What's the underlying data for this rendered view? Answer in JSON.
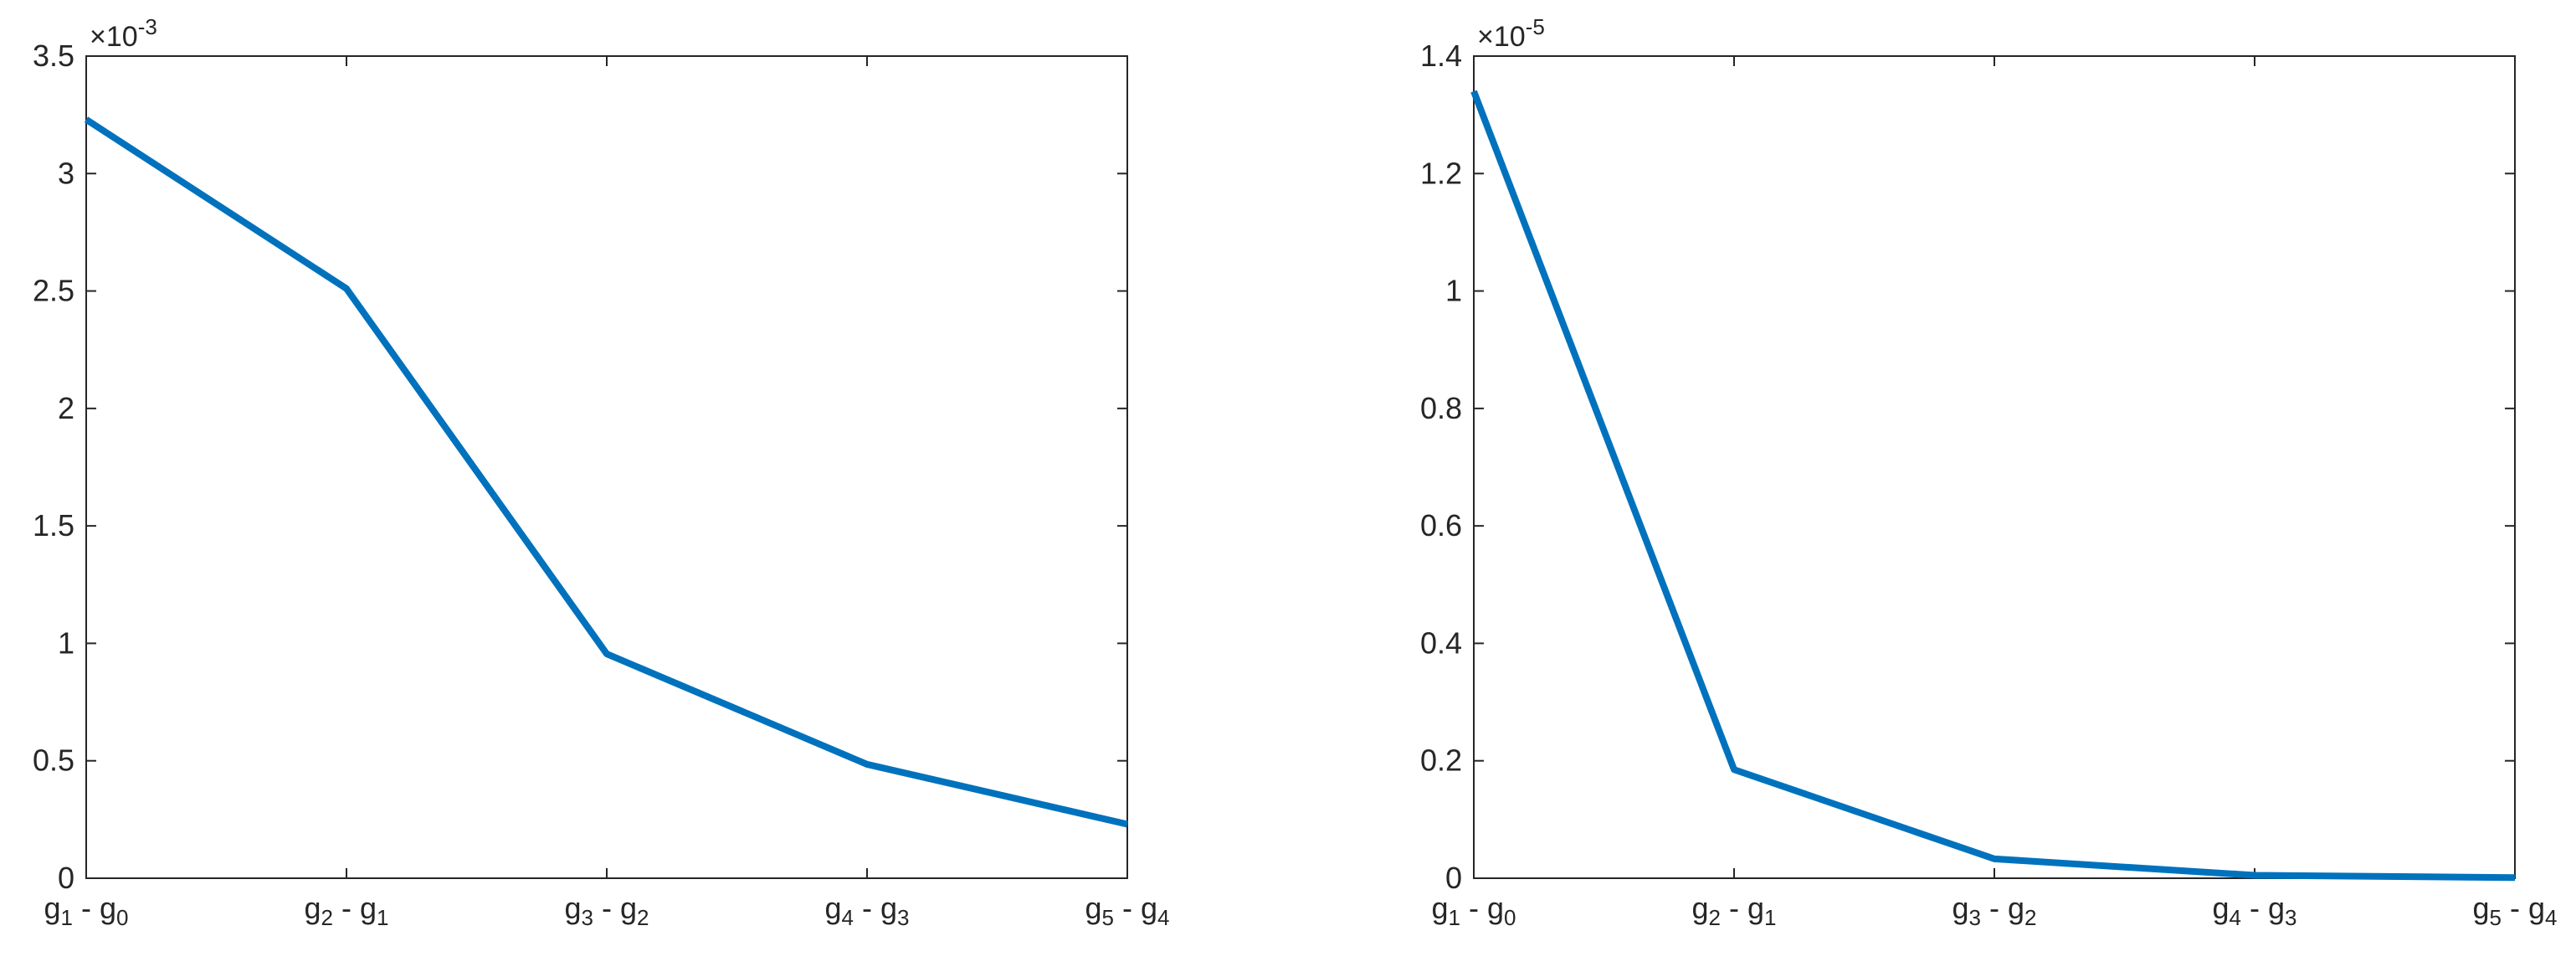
{
  "chart_data": [
    {
      "type": "line",
      "categories": [
        "g1 - g0",
        "g2 - g1",
        "g3 - g2",
        "g4 - g3",
        "g5 - g4"
      ],
      "category_labels": [
        {
          "base": "g",
          "sub1": "1",
          "sep": " - ",
          "base2": "g",
          "sub2": "0"
        },
        {
          "base": "g",
          "sub1": "2",
          "sep": " - ",
          "base2": "g",
          "sub2": "1"
        },
        {
          "base": "g",
          "sub1": "3",
          "sep": " - ",
          "base2": "g",
          "sub2": "2"
        },
        {
          "base": "g",
          "sub1": "4",
          "sep": " - ",
          "base2": "g",
          "sub2": "3"
        },
        {
          "base": "g",
          "sub1": "5",
          "sep": " - ",
          "base2": "g",
          "sub2": "4"
        }
      ],
      "values": [
        0.00323,
        0.00251,
        0.000955,
        0.000485,
        0.00023
      ],
      "ylim": [
        0,
        0.0035
      ],
      "yticks": [
        0,
        0.0005,
        0.001,
        0.0015,
        0.002,
        0.0025,
        0.003,
        0.0035
      ],
      "ytick_labels": [
        "0",
        "0.5",
        "1",
        "1.5",
        "2",
        "2.5",
        "3",
        "3.5"
      ],
      "exponent_base": "×10",
      "exponent": "-3",
      "color": "#0072BD",
      "grid": false
    },
    {
      "type": "line",
      "categories": [
        "g1 - g0",
        "g2 - g1",
        "g3 - g2",
        "g4 - g3",
        "g5 - g4"
      ],
      "category_labels": [
        {
          "base": "g",
          "sub1": "1",
          "sep": " - ",
          "base2": "g",
          "sub2": "0"
        },
        {
          "base": "g",
          "sub1": "2",
          "sep": " - ",
          "base2": "g",
          "sub2": "1"
        },
        {
          "base": "g",
          "sub1": "3",
          "sep": " - ",
          "base2": "g",
          "sub2": "2"
        },
        {
          "base": "g",
          "sub1": "4",
          "sep": " - ",
          "base2": "g",
          "sub2": "3"
        },
        {
          "base": "g",
          "sub1": "5",
          "sep": " - ",
          "base2": "g",
          "sub2": "4"
        }
      ],
      "values": [
        1.34e-05,
        1.85e-06,
        3.3e-07,
        5e-08,
        1e-08
      ],
      "ylim": [
        0,
        1.4e-05
      ],
      "yticks": [
        0,
        2e-06,
        4e-06,
        6e-06,
        8e-06,
        1e-05,
        1.2e-05,
        1.4e-05
      ],
      "ytick_labels": [
        "0",
        "0.2",
        "0.4",
        "0.6",
        "0.8",
        "1",
        "1.2",
        "1.4"
      ],
      "exponent_base": "×10",
      "exponent": "-5",
      "color": "#0072BD",
      "grid": false
    }
  ]
}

What needs to be done - Transcribe the full listing above exactly as it stands, minus the pictures.

Response to the exercise -
What's the underlying data for this rendered view? Answer in JSON.
{
  "chart_data": [
    {
      "type": "line",
      "categories": [
        "g1 - g0",
        "g2 - g1",
        "g3 - g2",
        "g4 - g3",
        "g5 - g4"
      ],
      "category_labels": [
        {
          "base": "g",
          "sub1": "1",
          "sep": " - ",
          "base2": "g",
          "sub2": "0"
        },
        {
          "base": "g",
          "sub1": "2",
          "sep": " - ",
          "base2": "g",
          "sub2": "1"
        },
        {
          "base": "g",
          "sub1": "3",
          "sep": " - ",
          "base2": "g",
          "sub2": "2"
        },
        {
          "base": "g",
          "sub1": "4",
          "sep": " - ",
          "base2": "g",
          "sub2": "3"
        },
        {
          "base": "g",
          "sub1": "5",
          "sep": " - ",
          "base2": "g",
          "sub2": "4"
        }
      ],
      "values": [
        0.00323,
        0.00251,
        0.000955,
        0.000485,
        0.00023
      ],
      "ylim": [
        0,
        0.0035
      ],
      "yticks": [
        0,
        0.0005,
        0.001,
        0.0015,
        0.002,
        0.0025,
        0.003,
        0.0035
      ],
      "ytick_labels": [
        "0",
        "0.5",
        "1",
        "1.5",
        "2",
        "2.5",
        "3",
        "3.5"
      ],
      "exponent_base": "×10",
      "exponent": "-3",
      "color": "#0072BD",
      "grid": false
    },
    {
      "type": "line",
      "categories": [
        "g1 - g0",
        "g2 - g1",
        "g3 - g2",
        "g4 - g3",
        "g5 - g4"
      ],
      "category_labels": [
        {
          "base": "g",
          "sub1": "1",
          "sep": " - ",
          "base2": "g",
          "sub2": "0"
        },
        {
          "base": "g",
          "sub1": "2",
          "sep": " - ",
          "base2": "g",
          "sub2": "1"
        },
        {
          "base": "g",
          "sub1": "3",
          "sep": " - ",
          "base2": "g",
          "sub2": "2"
        },
        {
          "base": "g",
          "sub1": "4",
          "sep": " - ",
          "base2": "g",
          "sub2": "3"
        },
        {
          "base": "g",
          "sub1": "5",
          "sep": " - ",
          "base2": "g",
          "sub2": "4"
        }
      ],
      "values": [
        1.34e-05,
        1.85e-06,
        3.3e-07,
        5e-08,
        1e-08
      ],
      "ylim": [
        0,
        1.4e-05
      ],
      "yticks": [
        0,
        2e-06,
        4e-06,
        6e-06,
        8e-06,
        1e-05,
        1.2e-05,
        1.4e-05
      ],
      "ytick_labels": [
        "0",
        "0.2",
        "0.4",
        "0.6",
        "0.8",
        "1",
        "1.2",
        "1.4"
      ],
      "exponent_base": "×10",
      "exponent": "-5",
      "color": "#0072BD",
      "grid": false
    }
  ]
}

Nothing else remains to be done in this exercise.